=== Task description ===
Copy all lines that contain the word "Photoshop".

=== Raw records ===
# # # # #

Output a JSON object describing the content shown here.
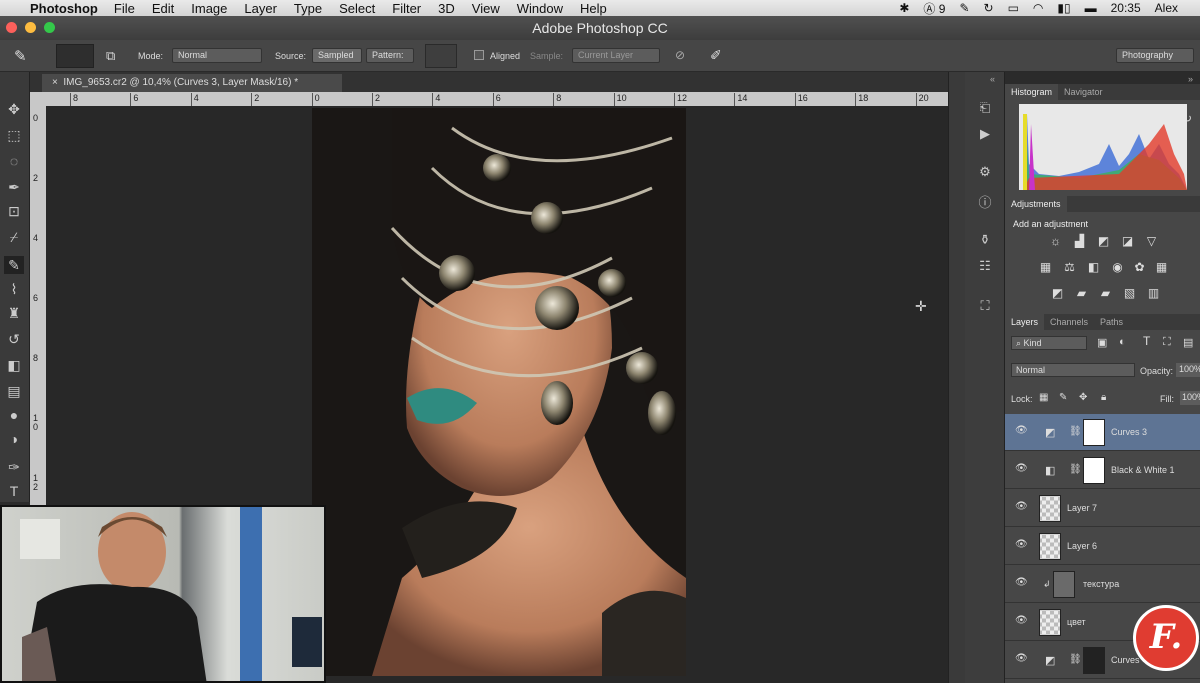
{
  "menubar": {
    "app_name": "Photoshop",
    "items": [
      "File",
      "Edit",
      "Image",
      "Layer",
      "Type",
      "Select",
      "Filter",
      "3D",
      "View",
      "Window",
      "Help"
    ],
    "status_num": "9",
    "clock": "20:35",
    "user": "Alex"
  },
  "window": {
    "title": "Adobe Photoshop CC"
  },
  "options": {
    "mode_label": "Mode:",
    "mode_value": "Normal",
    "source_label": "Source:",
    "sampled": "Sampled",
    "pattern": "Pattern:",
    "aligned": "Aligned",
    "sample_label": "Sample:",
    "sample_value": "Current Layer",
    "workspace": "Photography"
  },
  "document": {
    "tab_title": "IMG_9653.cr2 @ 10,4% (Curves 3, Layer Mask/16) *"
  },
  "ruler": {
    "h_ticks": [
      "8",
      "6",
      "4",
      "2",
      "0",
      "2",
      "4",
      "6",
      "8",
      "10",
      "12",
      "14",
      "16",
      "18",
      "20"
    ],
    "v_ticks": [
      "0",
      "2",
      "4",
      "6",
      "8",
      "1\n0",
      "1\n2"
    ]
  },
  "panels": {
    "histogram_tabs": [
      "Histogram",
      "Navigator"
    ],
    "adjustments_tab": "Adjustments",
    "add_adjustment": "Add an adjustment",
    "layers_tabs": [
      "Layers",
      "Channels",
      "Paths"
    ],
    "kind": "Kind",
    "blend": "Normal",
    "opacity_label": "Opacity:",
    "opacity_value": "100%",
    "lock_label": "Lock:",
    "fill_label": "Fill:",
    "fill_value": "100%"
  },
  "layers": [
    {
      "name": "Curves 3",
      "selected": true,
      "type": "curves"
    },
    {
      "name": "Black & White 1",
      "selected": false,
      "type": "bw"
    },
    {
      "name": "Layer 7",
      "selected": false,
      "type": "pixel"
    },
    {
      "name": "Layer 6",
      "selected": false,
      "type": "pixel"
    },
    {
      "name": "текстура",
      "selected": false,
      "type": "gray"
    },
    {
      "name": "цвет",
      "selected": false,
      "type": "pixel"
    },
    {
      "name": "Curves",
      "selected": false,
      "type": "curves-mask"
    }
  ],
  "logo": {
    "letter": "F."
  },
  "colors": {
    "accent_selected": "#5e7494",
    "panel_bg": "#474747",
    "logo_red": "#e03c31"
  }
}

# # # # #

=== Reply ===
    "app_name": "Photoshop",
    "title": "Adobe Photoshop CC"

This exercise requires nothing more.